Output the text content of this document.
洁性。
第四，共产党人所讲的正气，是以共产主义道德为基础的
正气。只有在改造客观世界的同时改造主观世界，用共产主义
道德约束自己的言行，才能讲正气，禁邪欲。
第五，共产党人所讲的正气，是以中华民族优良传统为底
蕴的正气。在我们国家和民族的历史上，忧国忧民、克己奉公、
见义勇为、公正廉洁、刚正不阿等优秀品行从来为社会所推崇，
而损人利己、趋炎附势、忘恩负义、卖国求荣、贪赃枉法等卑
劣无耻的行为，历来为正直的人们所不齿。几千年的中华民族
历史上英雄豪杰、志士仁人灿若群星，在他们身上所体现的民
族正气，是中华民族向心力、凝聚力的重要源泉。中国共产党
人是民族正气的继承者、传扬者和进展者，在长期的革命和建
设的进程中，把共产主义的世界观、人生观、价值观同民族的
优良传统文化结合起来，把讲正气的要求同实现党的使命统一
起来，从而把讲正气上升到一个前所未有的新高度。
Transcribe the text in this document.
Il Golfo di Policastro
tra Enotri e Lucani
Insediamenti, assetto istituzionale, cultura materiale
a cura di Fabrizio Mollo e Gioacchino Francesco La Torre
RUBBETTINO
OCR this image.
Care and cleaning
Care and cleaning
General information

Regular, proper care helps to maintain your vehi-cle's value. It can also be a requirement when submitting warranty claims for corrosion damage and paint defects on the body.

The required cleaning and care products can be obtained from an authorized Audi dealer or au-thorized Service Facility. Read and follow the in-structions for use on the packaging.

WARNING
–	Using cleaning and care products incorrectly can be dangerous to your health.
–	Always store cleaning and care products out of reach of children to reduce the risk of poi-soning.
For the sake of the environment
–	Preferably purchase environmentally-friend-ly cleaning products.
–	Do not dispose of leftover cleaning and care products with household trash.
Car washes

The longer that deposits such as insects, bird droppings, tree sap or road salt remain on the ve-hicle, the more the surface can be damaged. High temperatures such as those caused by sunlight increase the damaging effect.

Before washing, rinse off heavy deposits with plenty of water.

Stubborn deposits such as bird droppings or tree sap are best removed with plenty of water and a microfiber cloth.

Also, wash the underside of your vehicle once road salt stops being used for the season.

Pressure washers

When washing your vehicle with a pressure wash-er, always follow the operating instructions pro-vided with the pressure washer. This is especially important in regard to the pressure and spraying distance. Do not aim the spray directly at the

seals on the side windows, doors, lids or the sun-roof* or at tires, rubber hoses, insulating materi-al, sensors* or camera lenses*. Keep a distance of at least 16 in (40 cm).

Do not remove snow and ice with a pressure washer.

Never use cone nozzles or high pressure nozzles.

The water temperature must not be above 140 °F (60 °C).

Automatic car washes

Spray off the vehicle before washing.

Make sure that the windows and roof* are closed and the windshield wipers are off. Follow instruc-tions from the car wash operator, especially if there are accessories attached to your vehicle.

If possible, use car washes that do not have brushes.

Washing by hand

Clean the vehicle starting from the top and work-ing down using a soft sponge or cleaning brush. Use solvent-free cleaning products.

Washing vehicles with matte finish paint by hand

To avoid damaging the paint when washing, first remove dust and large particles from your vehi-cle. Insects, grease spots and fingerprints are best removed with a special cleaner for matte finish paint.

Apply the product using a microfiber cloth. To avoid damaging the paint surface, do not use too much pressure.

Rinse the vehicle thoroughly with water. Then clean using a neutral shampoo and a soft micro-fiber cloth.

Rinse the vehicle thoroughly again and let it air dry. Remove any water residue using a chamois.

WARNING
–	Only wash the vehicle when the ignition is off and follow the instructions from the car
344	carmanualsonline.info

■ Aim of the exercise:
Repeat every record exactly as written, please.

■ The solution:
Output the text content of this document.
洁性。
第四，共产党人所讲的正气，是以共产主义道德为基础的
正气。只有在改造客观世界的同时改造主观世界，用共产主义
道德约束自己的言行，才能讲正气，禁邪欲。
第五，共产党人所讲的正气，是以中华民族优良传统为底
蕴的正气。在我们国家和民族的历史上，忧国忧民、克己奉公、
见义勇为、公正廉洁、刚正不阿等优秀品行从来为社会所推崇，
而损人利己、趋炎附势、忘恩负义、卖国求荣、贪赃枉法等卑
劣无耻的行为，历来为正直的人们所不齿。几千年的中华民族
历史上英雄豪杰、志士仁人灿若群星，在他们身上所体现的民
族正气，是中华民族向心力、凝聚力的重要源泉。中国共产党
人是民族正气的继承者、传扬者和进展者，在长期的革命和建
设的进程中，把共产主义的世界观、人生观、价值观同民族的
优良传统文化结合起来，把讲正气的要求同实现党的使命统一
起来，从而把讲正气上升到一个前所未有的新高度。
Transcribe the text in this document.
Il Golfo di Policastro
tra Enotri e Lucani
Insediamenti, assetto istituzionale, cultura materiale
a cura di Fabrizio Mollo e Gioacchino Francesco La Torre
RUBBETTINO
OCR this image.
Care and cleaning
Care and cleaning
General information

Regular, proper care helps to maintain your vehi-cle's value. It can also be a requirement when submitting warranty claims for corrosion damage and paint defects on the body.

The required cleaning and care products can be obtained from an authorized Audi dealer or au-thorized Service Facility. Read and follow the in-structions for use on the packaging.

WARNING
–	Using cleaning and care products incorrectly can be dangerous to your health.
–	Always store cleaning and care products out of reach of children to reduce the risk of poi-soning.
For the sake of the environment
–	Preferably purchase environmentally-friend-ly cleaning products.
–	Do not dispose of leftover cleaning and care products with household trash.
Car washes

The longer that deposits such as insects, bird droppings, tree sap or road salt remain on the ve-hicle, the more the surface can be damaged. High temperatures such as those caused by sunlight increase the damaging effect.

Before washing, rinse off heavy deposits with plenty of water.

Stubborn deposits such as bird droppings or tree sap are best removed with plenty of water and a microfiber cloth.

Also, wash the underside of your vehicle once road salt stops being used for the season.

Pressure washers

When washing your vehicle with a pressure wash-er, always follow the operating instructions pro-vided with the pressure washer. This is especially important in regard to the pressure and spraying distance. Do not aim the spray directly at the

seals on the side windows, doors, lids or the sun-roof* or at tires, rubber hoses, insulating materi-al, sensors* or camera lenses*. Keep a distance of at least 16 in (40 cm).

Do not remove snow and ice with a pressure washer.

Never use cone nozzles or high pressure nozzles.

The water temperature must not be above 140 °F (60 °C).

Automatic car washes

Spray off the vehicle before washing.

Make sure that the windows and roof* are closed and the windshield wipers are off. Follow instruc-tions from the car wash operator, especially if there are accessories attached to your vehicle.

If possible, use car washes that do not have brushes.

Washing by hand

Clean the vehicle starting from the top and work-ing down using a soft sponge or cleaning brush. Use solvent-free cleaning products.

Washing vehicles with matte finish paint by hand

To avoid damaging the paint when washing, first remove dust and large particles from your vehi-cle. Insects, grease spots and fingerprints are best removed with a special cleaner for matte finish paint.

Apply the product using a microfiber cloth. To avoid damaging the paint surface, do not use too much pressure.

Rinse the vehicle thoroughly with water. Then clean using a neutral shampoo and a soft micro-fiber cloth.

Rinse the vehicle thoroughly again and let it air dry. Remove any water residue using a chamois.

WARNING
–	Only wash the vehicle when the ignition is off and follow the instructions from the car
344	carmanualsonline.info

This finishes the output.